Given exercise
Omit all images. Write out the rest of the material exactly.
-- Begin --
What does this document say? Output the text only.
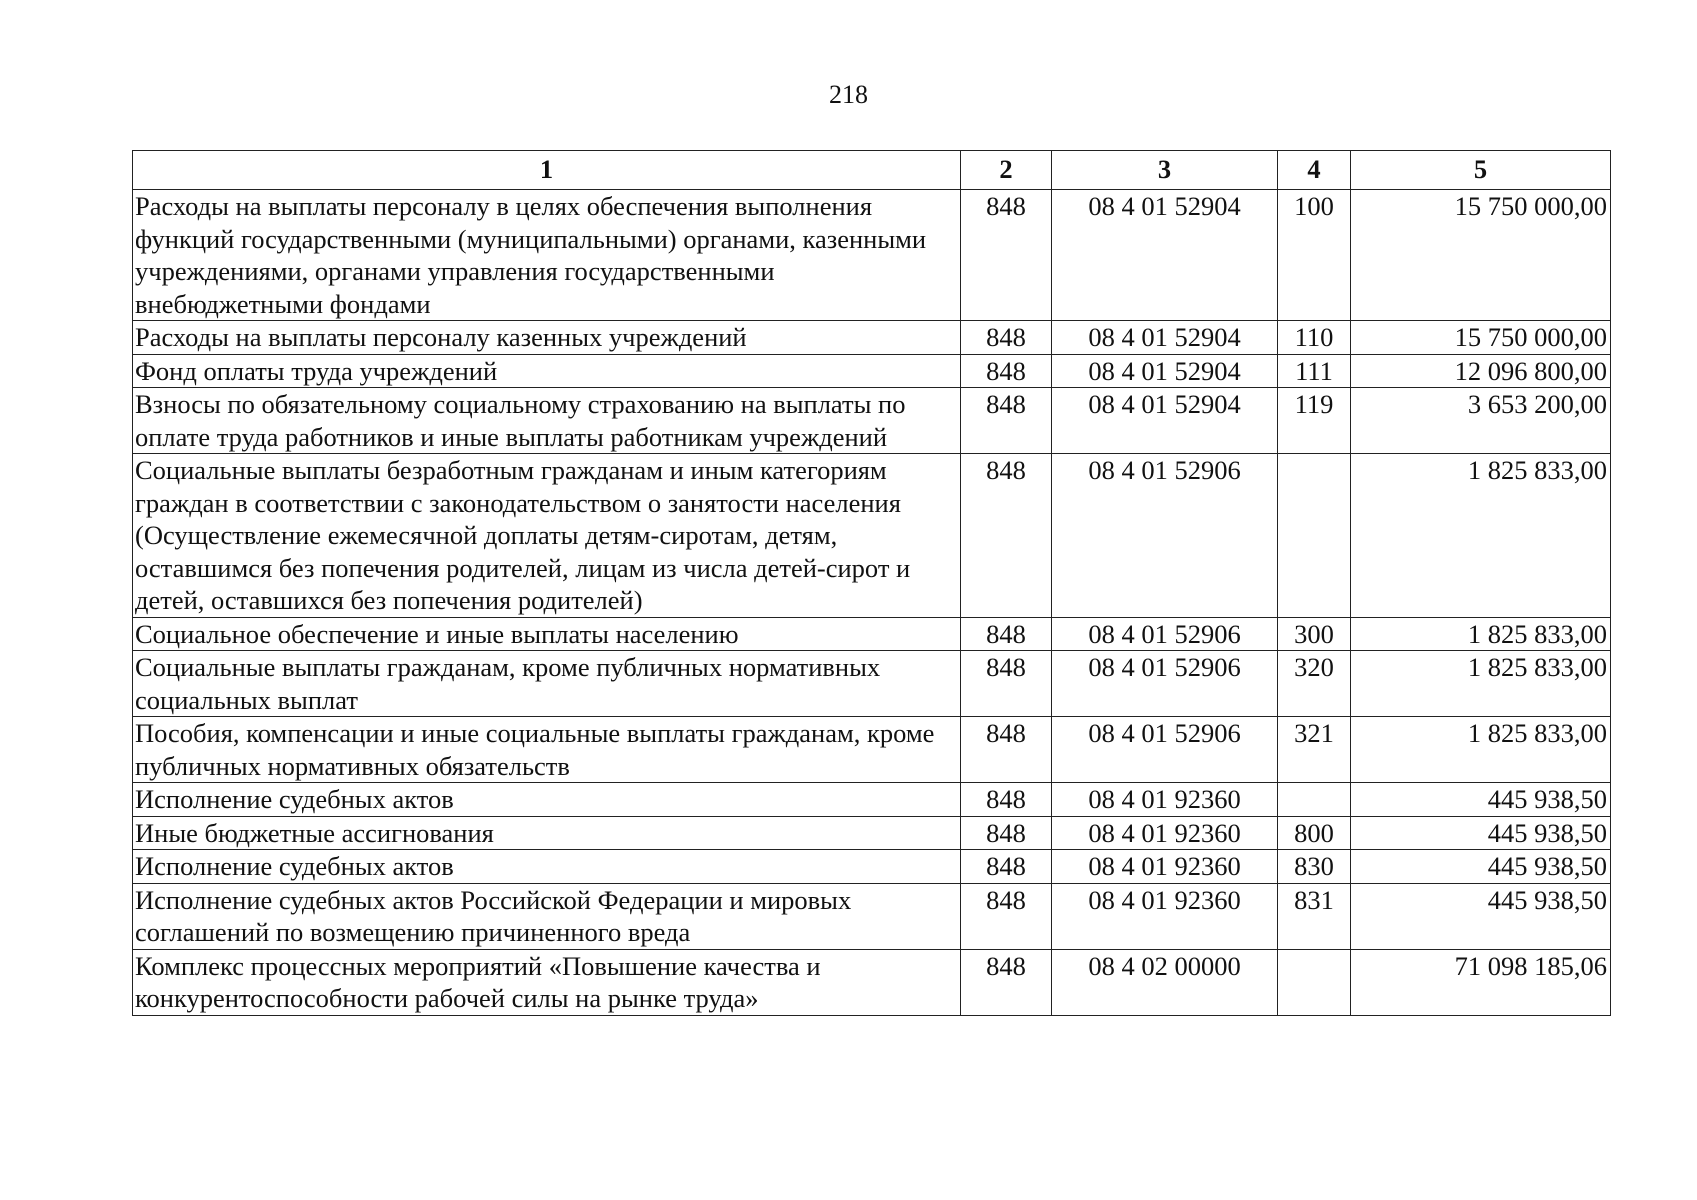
218
1	2	3	4	5
Расходы на выплаты персоналу в целях обеспечения выполнения функций государственными (муниципальными) органами, казенными учреждениями, органами управления государственными внебюджетными фондами	848	08 4 01 52904	100	15 750 000,00
Расходы на выплаты персоналу казенных учреждений	848	08 4 01 52904	110	15 750 000,00
Фонд оплаты труда учреждений	848	08 4 01 52904	111	12 096 800,00
Взносы по обязательному социальному страхованию на выплаты по оплате труда работников и иные выплаты работникам учреждений	848	08 4 01 52904	119	3 653 200,00
Социальные выплаты безработным гражданам и иным категориям граждан в соответствии с законодательством о занятости населения (Осуществление ежемесячной доплаты детям-сиротам, детям, оставшимся без попечения родителей, лицам из числа детей-сирот и детей, оставшихся без попечения родителей)	848	08 4 01 52906		1 825 833,00
Социальное обеспечение и иные выплаты населению	848	08 4 01 52906	300	1 825 833,00
Социальные выплаты гражданам, кроме публичных нормативных социальных выплат	848	08 4 01 52906	320	1 825 833,00
Пособия, компенсации и иные социальные выплаты гражданам, кроме публичных нормативных обязательств	848	08 4 01 52906	321	1 825 833,00
Исполнение судебных актов	848	08 4 01 92360		445 938,50
Иные бюджетные ассигнования	848	08 4 01 92360	800	445 938,50
Исполнение судебных актов	848	08 4 01 92360	830	445 938,50
Исполнение судебных актов Российской Федерации и мировых соглашений по возмещению причиненного вреда	848	08 4 01 92360	831	445 938,50
Комплекс процессных мероприятий «Повышение качества и конкурентоспособности рабочей силы на рынке труда»	848	08 4 02 00000		71 098 185,06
-- End --
Full response
What does this document say? Output the text only.
218
1	2	3	4	5
Расходы на выплаты персоналу в целях обеспечения выполнения функций государственными (муниципальными) органами, казенными учреждениями, органами управления государственными внебюджетными фондами	848	08 4 01 52904	100	15 750 000,00
Расходы на выплаты персоналу казенных учреждений	848	08 4 01 52904	110	15 750 000,00
Фонд оплаты труда учреждений	848	08 4 01 52904	111	12 096 800,00
Взносы по обязательному социальному страхованию на выплаты по оплате труда работников и иные выплаты работникам учреждений	848	08 4 01 52904	119	3 653 200,00
Социальные выплаты безработным гражданам и иным категориям граждан в соответствии с законодательством о занятости населения (Осуществление ежемесячной доплаты детям-сиротам, детям, оставшимся без попечения родителей, лицам из числа детей-сирот и детей, оставшихся без попечения родителей)	848	08 4 01 52906		1 825 833,00
Социальное обеспечение и иные выплаты населению	848	08 4 01 52906	300	1 825 833,00
Социальные выплаты гражданам, кроме публичных нормативных социальных выплат	848	08 4 01 52906	320	1 825 833,00
Пособия, компенсации и иные социальные выплаты гражданам, кроме публичных нормативных обязательств	848	08 4 01 52906	321	1 825 833,00
Исполнение судебных актов	848	08 4 01 92360		445 938,50
Иные бюджетные ассигнования	848	08 4 01 92360	800	445 938,50
Исполнение судебных актов	848	08 4 01 92360	830	445 938,50
Исполнение судебных актов Российской Федерации и мировых соглашений по возмещению причиненного вреда	848	08 4 01 92360	831	445 938,50
Комплекс процессных мероприятий «Повышение качества и конкурентоспособности рабочей силы на рынке труда»	848	08 4 02 00000		71 098 185,06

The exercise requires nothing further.